Your instructions: Omit the pictures and return every entry exactly as written.

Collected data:
** START **

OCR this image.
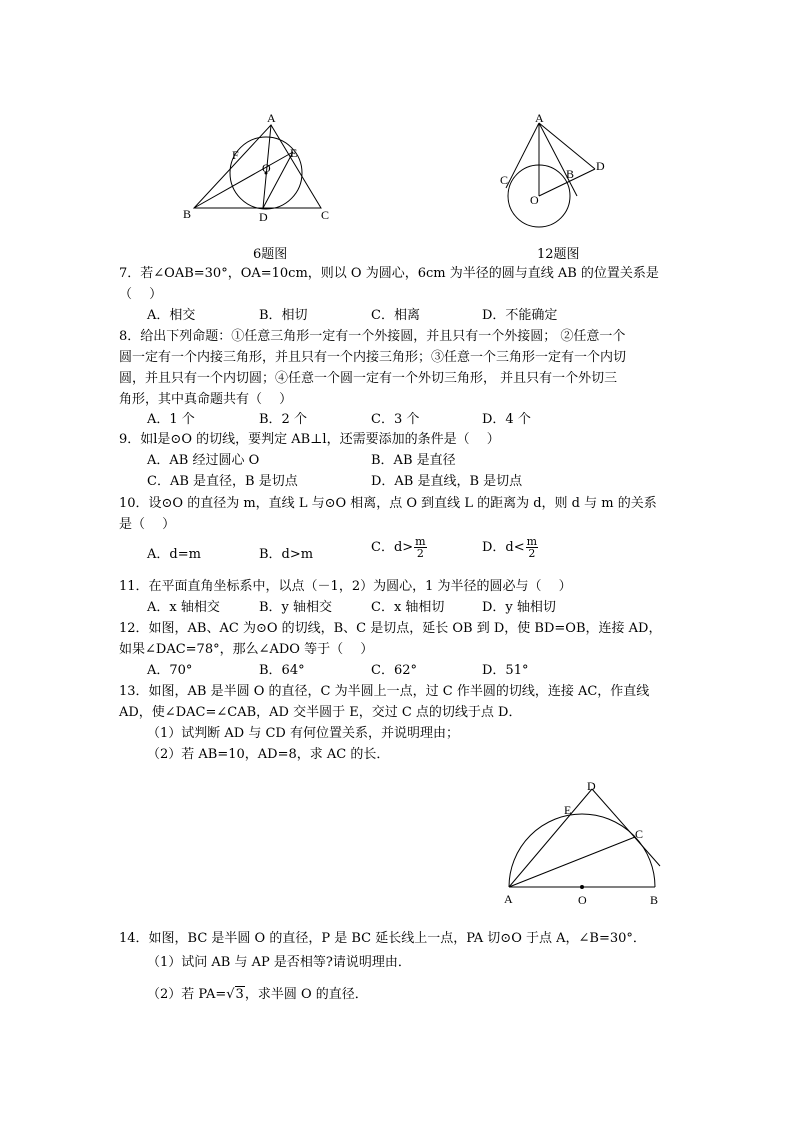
A
F	E
O
B	D	C
6题图
A
D
B
C
O
12题图
7．若∠OAB=30°，OA=10cm，则以 O 为圆心，6cm 为半径的圆与直线 AB 的位置关系是
（　 ）
A．相交	B．相切	C．相离	D．不能确定
8．给出下列命题：①任意三角形一定有一个外接圆，并且只有一个外接圆； ②任意一个
圆一定有一个内接三角形，并且只有一个内接三角形；③任意一个三角形一定有一个内切
圆，并且只有一个内切圆；④任意一个圆一定有一个外切三角形， 并且只有一个外切三
角形，其中真命题共有（　 ）
A．1 个	B．2 个	C．3 个	D．4 个
9．如l是⊙O 的切线，要判定 AB⊥l，还需要添加的条件是（　 ）
A．AB 经过圆心 O	B．AB 是直径
C．AB 是直径，B 是切点	D．AB 是直线，B 是切点
10．设⊙O 的直径为 m，直线 L 与⊙O 相离，点 O 到直线 L 的距离为 d，则 d 与 m 的关系
是（　 ）
A．d=m	B．d>m	C．$d> \frac{m}{2}$	D．$d< \frac{m}{2}$
11．在平面直角坐标系中，以点（－1，2）为圆心，1 为半径的圆必与（　 ）
A．x 轴相交	B．y 轴相交	C．x 轴相切	D．y 轴相切
12．如图，AB、AC 为⊙O 的切线，B、C 是切点，延长 OB 到 D，使 BD=OB，连接 AD，
如果∠DAC=78°，那么∠ADO 等于（　 ）
A．70°	B．64°	C．62°	D．51°
13．如图，AB 是半圆 O 的直径，C 为半圆上一点，过 C 作半圆的切线，连接 AC，作直线
AD，使∠DAC=∠CAB，AD 交半圆于 E，交过 C 点的切线于点 D．
（1）试判断 AD 与 CD 有何位置关系，并说明理由；
（2）若 AB=10，AD=8，求 AC 的长．
D
E
C
A	O	B
14．如图，BC 是半圆 O 的直径，P 是 BC 延长线上一点，PA 切⊙O 于点 A，∠B=30°．
（1）试问 AB 与 AP 是否相等?请说明理由．
（2）若 PA=√3，求半圆 O 的直径．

** END **

Solved problem:
OCR this image.
A
F	E
O
B	D	C
6题图
A
D
B
C
O
12题图
7．若∠OAB=30°，OA=10cm，则以 O 为圆心，6cm 为半径的圆与直线 AB 的位置关系是
（　 ）
A．相交	B．相切	C．相离	D．不能确定
8．给出下列命题：①任意三角形一定有一个外接圆，并且只有一个外接圆； ②任意一个
圆一定有一个内接三角形，并且只有一个内接三角形；③任意一个三角形一定有一个内切
圆，并且只有一个内切圆；④任意一个圆一定有一个外切三角形， 并且只有一个外切三
角形，其中真命题共有（　 ）
A．1 个	B．2 个	C．3 个	D．4 个
9．如l是⊙O 的切线，要判定 AB⊥l，还需要添加的条件是（　 ）
A．AB 经过圆心 O	B．AB 是直径
C．AB 是直径，B 是切点	D．AB 是直线，B 是切点
10．设⊙O 的直径为 m，直线 L 与⊙O 相离，点 O 到直线 L 的距离为 d，则 d 与 m 的关系
是（　 ）
A．d=m	B．d>m	C．$d> \frac{m}{2}$	D．$d< \frac{m}{2}$
11．在平面直角坐标系中，以点（－1，2）为圆心，1 为半径的圆必与（　 ）
A．x 轴相交	B．y 轴相交	C．x 轴相切	D．y 轴相切
12．如图，AB、AC 为⊙O 的切线，B、C 是切点，延长 OB 到 D，使 BD=OB，连接 AD，
如果∠DAC=78°，那么∠ADO 等于（　 ）
A．70°	B．64°	C．62°	D．51°
13．如图，AB 是半圆 O 的直径，C 为半圆上一点，过 C 作半圆的切线，连接 AC，作直线
AD，使∠DAC=∠CAB，AD 交半圆于 E，交过 C 点的切线于点 D．
（1）试判断 AD 与 CD 有何位置关系，并说明理由；
（2）若 AB=10，AD=8，求 AC 的长．
D
E
C
A	O	B
14．如图，BC 是半圆 O 的直径，P 是 BC 延长线上一点，PA 切⊙O 于点 A，∠B=30°．
（1）试问 AB 与 AP 是否相等?请说明理由．
（2）若 PA=√3，求半圆 O 的直径．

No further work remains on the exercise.